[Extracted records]
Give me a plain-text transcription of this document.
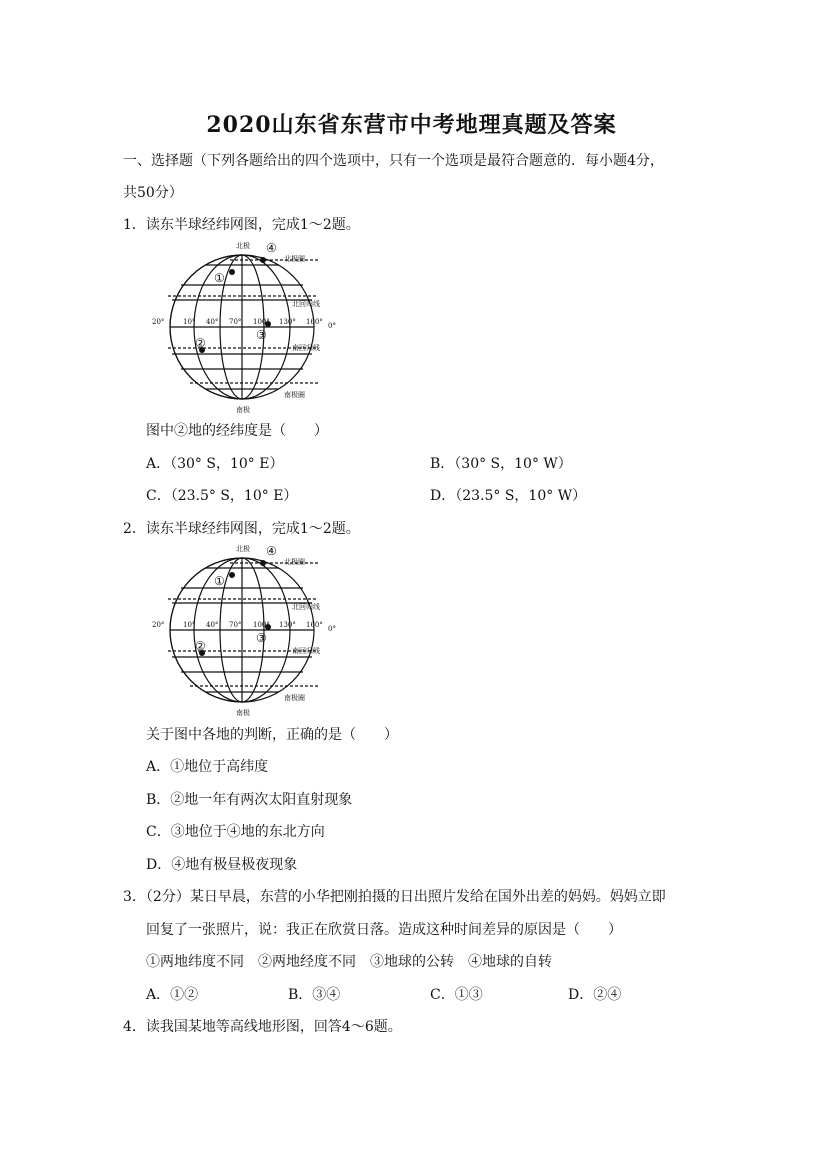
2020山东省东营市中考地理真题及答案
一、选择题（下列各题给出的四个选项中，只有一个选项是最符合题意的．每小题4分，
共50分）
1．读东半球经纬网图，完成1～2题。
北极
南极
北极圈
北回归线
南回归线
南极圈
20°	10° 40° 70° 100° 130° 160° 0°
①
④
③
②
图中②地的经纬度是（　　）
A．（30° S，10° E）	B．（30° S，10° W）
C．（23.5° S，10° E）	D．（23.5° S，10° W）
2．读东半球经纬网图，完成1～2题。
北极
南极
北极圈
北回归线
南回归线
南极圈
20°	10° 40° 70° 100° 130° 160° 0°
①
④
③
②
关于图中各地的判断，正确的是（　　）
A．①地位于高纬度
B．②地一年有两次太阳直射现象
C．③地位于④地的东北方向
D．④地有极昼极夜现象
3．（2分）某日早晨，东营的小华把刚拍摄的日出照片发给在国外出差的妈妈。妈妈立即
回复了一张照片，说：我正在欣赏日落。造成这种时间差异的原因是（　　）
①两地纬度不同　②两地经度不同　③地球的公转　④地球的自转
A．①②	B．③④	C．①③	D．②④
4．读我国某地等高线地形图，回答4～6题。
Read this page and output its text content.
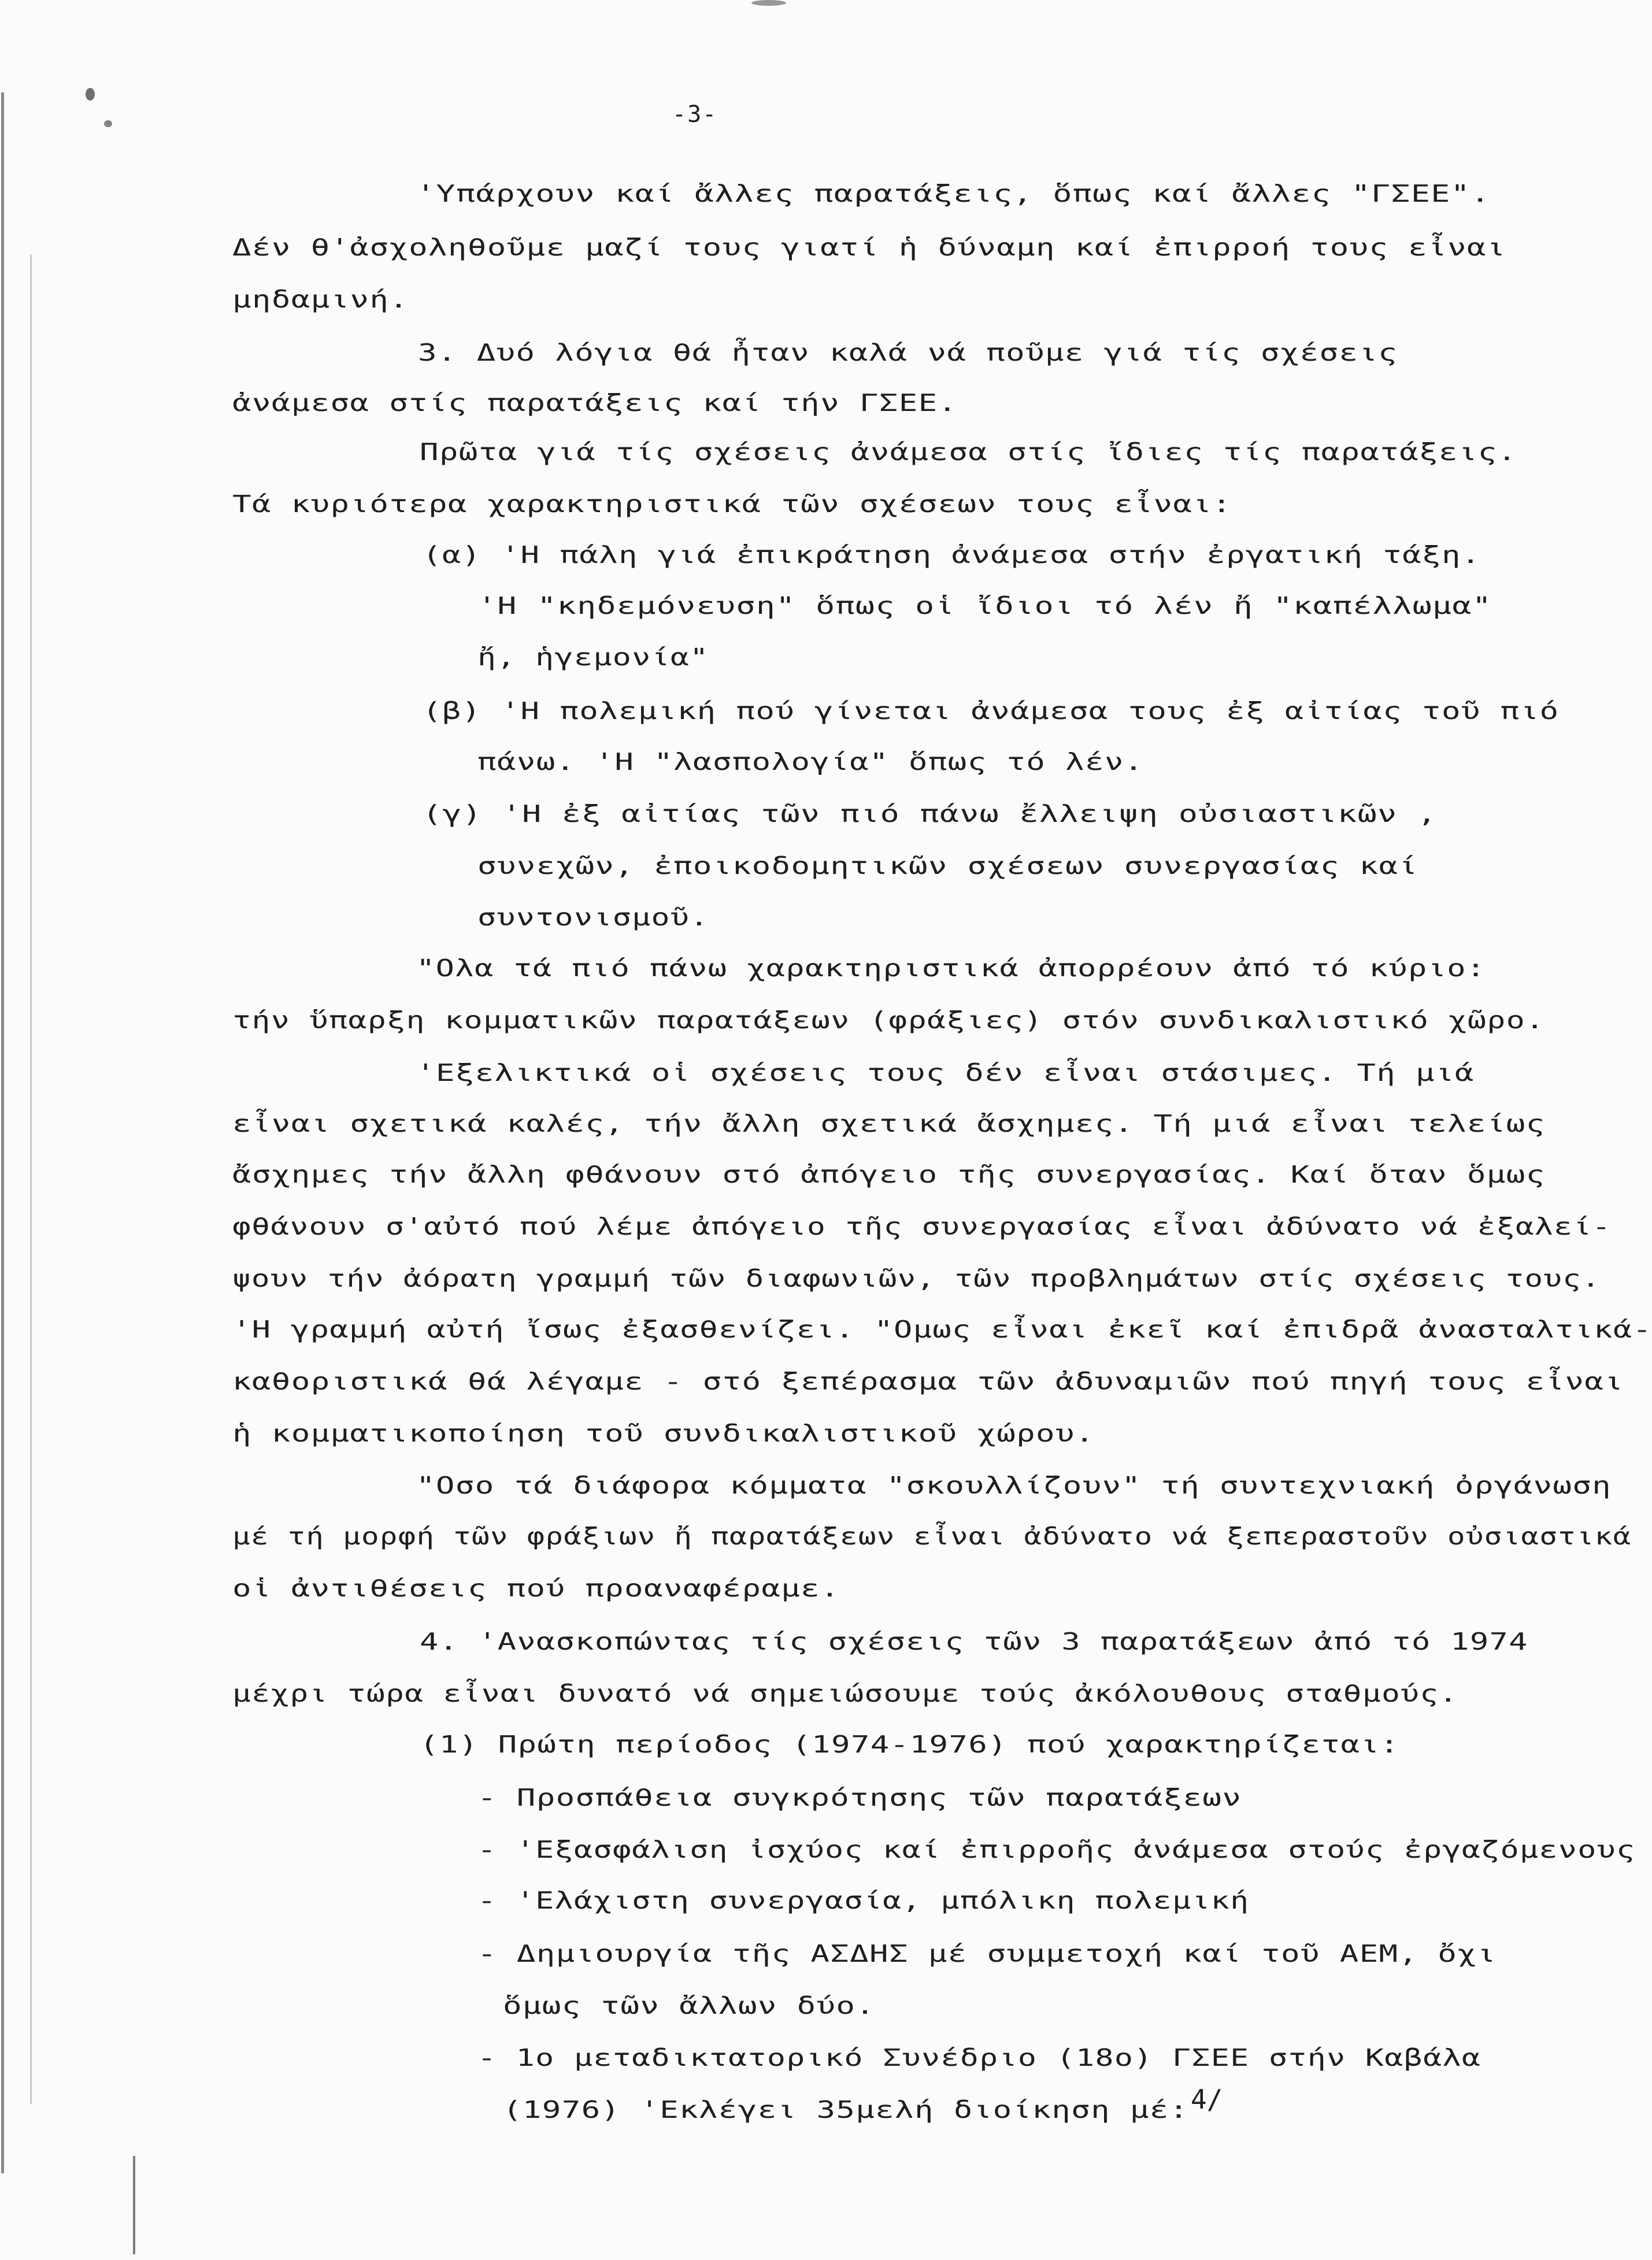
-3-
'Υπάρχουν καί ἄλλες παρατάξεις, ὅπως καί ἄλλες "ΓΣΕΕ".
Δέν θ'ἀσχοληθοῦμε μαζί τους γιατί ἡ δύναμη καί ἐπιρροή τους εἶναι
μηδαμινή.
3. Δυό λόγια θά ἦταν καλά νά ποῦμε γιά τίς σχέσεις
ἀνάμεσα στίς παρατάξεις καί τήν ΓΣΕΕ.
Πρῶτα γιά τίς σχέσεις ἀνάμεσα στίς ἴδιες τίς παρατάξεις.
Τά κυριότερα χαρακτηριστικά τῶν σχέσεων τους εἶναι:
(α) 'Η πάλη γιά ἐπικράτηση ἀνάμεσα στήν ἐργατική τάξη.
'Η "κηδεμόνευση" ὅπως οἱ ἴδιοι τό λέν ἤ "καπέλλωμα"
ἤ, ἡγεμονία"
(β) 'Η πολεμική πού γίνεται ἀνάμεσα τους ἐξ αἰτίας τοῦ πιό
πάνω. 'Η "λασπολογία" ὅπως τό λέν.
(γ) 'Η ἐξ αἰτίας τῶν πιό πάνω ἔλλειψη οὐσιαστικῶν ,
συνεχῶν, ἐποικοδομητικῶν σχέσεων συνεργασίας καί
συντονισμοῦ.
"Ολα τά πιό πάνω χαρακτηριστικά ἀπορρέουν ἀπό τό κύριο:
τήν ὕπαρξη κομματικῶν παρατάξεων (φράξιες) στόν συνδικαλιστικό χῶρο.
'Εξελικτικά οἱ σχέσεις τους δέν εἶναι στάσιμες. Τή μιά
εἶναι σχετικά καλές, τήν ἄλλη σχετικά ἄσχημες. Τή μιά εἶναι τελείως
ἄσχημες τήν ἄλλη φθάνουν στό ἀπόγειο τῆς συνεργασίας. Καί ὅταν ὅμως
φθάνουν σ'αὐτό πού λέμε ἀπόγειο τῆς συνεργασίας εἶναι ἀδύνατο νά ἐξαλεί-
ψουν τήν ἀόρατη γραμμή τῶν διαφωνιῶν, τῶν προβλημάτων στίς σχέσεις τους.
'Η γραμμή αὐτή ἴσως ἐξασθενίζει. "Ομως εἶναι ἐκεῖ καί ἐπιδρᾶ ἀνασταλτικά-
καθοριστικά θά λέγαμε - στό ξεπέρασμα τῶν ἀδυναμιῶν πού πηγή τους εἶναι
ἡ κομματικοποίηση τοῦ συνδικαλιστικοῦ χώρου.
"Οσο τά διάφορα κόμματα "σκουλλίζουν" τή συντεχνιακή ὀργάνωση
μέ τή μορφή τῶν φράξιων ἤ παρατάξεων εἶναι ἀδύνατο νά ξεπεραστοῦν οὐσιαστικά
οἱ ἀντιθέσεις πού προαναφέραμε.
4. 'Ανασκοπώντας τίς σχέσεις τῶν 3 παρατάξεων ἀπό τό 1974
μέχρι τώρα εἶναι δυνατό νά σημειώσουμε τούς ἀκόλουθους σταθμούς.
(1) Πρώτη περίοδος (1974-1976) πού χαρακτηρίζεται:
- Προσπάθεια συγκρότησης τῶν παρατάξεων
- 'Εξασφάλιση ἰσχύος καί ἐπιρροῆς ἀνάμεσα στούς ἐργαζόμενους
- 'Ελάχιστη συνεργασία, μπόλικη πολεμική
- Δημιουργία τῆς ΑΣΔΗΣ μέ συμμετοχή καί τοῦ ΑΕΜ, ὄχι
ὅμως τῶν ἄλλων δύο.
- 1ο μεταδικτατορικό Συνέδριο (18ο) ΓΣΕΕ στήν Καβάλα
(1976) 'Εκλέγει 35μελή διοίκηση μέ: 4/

...

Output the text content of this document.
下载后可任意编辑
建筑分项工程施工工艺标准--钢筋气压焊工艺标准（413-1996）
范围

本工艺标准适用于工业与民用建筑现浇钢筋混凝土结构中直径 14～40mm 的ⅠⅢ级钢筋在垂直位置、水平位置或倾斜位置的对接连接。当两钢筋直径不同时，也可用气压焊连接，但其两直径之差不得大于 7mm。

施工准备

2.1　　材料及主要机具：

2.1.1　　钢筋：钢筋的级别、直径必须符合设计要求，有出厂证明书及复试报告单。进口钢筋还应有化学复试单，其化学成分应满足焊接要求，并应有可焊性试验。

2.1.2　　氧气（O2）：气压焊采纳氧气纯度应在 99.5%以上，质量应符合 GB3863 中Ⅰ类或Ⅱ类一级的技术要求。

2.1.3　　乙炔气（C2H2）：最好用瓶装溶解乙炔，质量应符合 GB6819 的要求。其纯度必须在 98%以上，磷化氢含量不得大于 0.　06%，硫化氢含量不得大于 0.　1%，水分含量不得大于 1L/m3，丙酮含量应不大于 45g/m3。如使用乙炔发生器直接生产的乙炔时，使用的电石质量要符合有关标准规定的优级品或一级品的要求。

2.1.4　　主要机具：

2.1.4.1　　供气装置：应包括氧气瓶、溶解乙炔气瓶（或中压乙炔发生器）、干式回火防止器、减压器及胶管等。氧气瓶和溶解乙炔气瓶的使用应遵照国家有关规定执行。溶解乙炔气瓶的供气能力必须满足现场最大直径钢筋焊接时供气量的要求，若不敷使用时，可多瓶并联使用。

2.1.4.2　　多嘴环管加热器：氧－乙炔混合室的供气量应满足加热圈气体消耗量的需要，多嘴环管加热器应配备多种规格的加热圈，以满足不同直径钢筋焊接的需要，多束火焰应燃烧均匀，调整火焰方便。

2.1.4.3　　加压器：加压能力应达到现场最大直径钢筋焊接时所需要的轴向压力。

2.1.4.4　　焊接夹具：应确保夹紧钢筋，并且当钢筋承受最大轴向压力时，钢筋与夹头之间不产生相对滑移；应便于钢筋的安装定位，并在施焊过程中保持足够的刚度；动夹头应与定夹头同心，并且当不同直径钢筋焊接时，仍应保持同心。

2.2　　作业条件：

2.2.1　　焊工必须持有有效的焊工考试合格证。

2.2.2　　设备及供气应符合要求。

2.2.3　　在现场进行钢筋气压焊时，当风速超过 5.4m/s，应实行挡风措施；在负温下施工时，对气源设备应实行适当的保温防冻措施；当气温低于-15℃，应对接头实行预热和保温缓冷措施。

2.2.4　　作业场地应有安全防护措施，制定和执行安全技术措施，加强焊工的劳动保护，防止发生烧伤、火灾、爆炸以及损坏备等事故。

...

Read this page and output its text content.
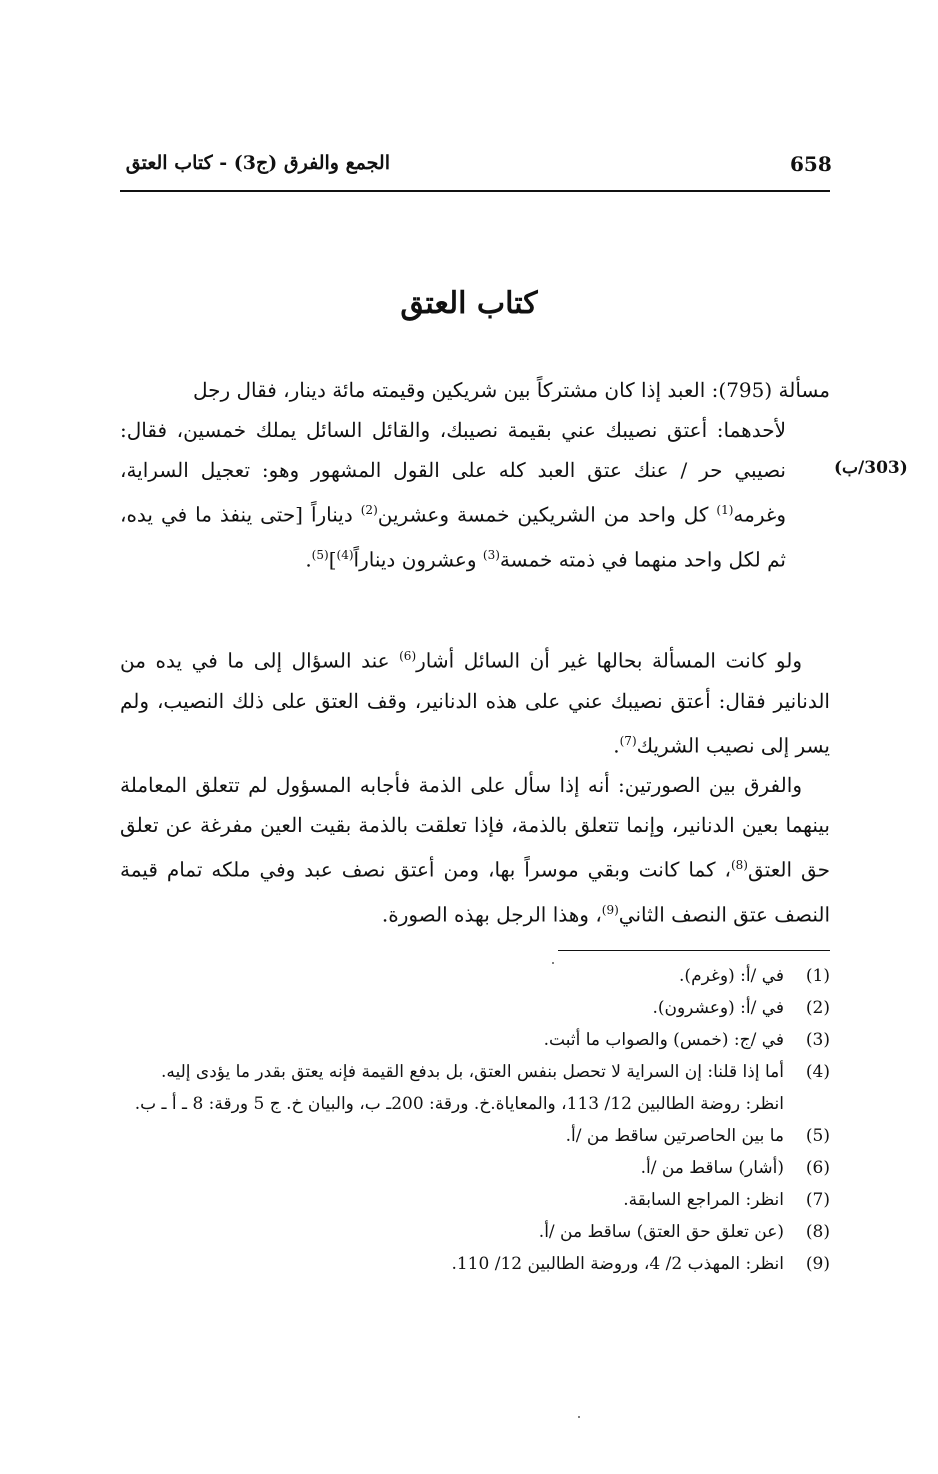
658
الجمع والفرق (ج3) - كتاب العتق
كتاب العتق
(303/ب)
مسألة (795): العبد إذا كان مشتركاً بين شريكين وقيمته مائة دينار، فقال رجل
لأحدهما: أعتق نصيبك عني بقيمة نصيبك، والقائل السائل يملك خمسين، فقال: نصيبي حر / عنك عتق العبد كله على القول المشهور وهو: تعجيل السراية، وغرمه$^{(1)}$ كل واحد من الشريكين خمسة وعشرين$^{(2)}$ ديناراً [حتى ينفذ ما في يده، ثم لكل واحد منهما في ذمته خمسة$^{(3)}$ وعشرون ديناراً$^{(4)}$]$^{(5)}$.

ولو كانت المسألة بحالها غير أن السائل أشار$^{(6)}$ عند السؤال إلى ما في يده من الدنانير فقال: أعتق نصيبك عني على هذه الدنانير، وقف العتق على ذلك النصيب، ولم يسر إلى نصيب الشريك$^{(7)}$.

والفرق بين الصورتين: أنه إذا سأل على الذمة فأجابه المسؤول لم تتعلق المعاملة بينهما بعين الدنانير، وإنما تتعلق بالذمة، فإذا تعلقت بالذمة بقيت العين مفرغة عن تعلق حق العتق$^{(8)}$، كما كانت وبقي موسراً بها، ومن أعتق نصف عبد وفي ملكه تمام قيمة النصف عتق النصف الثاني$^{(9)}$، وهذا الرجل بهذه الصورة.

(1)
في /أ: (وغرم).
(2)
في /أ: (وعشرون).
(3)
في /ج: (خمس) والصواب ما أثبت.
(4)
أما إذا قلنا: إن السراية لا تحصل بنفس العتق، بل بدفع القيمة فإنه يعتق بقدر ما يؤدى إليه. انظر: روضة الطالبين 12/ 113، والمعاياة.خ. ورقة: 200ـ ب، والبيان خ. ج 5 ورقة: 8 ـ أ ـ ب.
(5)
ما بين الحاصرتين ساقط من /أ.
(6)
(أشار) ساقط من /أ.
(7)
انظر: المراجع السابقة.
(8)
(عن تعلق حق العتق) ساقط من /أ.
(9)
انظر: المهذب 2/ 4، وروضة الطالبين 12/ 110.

EXERCISE OBJECTIVE:
Pull out and copy each line containing the string "العبد".

IN RESPONSE:
مسألة (795): العبد إذا كان مشتركاً بين شريكين وقيمته مائة دينار، فقال رجل
لأحدهما: أعتق نصيبك عني بقيمة نصيبك، والقائل السائل يملك خمسين، فقال: نصيبي حر / عنك عتق العبد كله على القول المشهور وهو: تعجيل السراية، وغرمه$^{(1)}$ كل واحد من الشريكين خمسة وعشرين$^{(2)}$ ديناراً [حتى ينفذ ما في يده، ثم لكل واحد منهما في ذمته خمسة$^{(3)}$ وعشرون ديناراً$^{(4)}$]$^{(5)}$.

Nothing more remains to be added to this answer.